* **Work to do**
Gather all lines in the data that hold the string "Island".

* **Data excerpts**
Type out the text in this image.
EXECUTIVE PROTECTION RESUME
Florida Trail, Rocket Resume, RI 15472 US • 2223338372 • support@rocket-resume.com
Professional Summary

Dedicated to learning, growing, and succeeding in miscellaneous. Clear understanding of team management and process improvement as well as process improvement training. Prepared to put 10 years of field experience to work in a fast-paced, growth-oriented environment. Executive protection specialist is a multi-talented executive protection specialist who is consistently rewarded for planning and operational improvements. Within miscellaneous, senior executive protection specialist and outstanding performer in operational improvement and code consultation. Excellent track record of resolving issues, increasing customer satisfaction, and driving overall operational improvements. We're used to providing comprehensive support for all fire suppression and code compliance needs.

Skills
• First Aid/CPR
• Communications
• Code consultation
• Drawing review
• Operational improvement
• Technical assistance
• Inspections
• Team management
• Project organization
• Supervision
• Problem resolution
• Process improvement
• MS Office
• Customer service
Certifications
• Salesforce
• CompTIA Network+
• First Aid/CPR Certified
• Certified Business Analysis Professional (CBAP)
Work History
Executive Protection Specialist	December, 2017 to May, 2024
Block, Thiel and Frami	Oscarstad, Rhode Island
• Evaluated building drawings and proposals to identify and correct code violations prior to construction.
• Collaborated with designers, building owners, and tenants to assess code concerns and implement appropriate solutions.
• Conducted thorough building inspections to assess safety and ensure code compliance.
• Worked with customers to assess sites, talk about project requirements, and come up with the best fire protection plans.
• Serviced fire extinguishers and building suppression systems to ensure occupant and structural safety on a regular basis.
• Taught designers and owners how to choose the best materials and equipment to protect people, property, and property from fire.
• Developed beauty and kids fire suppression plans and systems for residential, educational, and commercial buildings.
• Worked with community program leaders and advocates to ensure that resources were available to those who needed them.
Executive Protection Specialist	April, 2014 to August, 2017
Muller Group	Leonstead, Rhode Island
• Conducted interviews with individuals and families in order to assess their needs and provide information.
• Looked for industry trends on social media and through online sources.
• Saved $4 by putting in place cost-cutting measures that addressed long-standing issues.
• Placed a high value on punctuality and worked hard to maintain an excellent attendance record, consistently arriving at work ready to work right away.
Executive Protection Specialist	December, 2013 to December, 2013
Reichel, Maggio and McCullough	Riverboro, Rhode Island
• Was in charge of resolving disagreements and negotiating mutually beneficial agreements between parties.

* **Task response**
Block, Thiel and Frami	Oscarstad, Rhode Island
Muller Group	Leonstead, Rhode Island
Reichel, Maggio and McCullough	Riverboro, Rhode Island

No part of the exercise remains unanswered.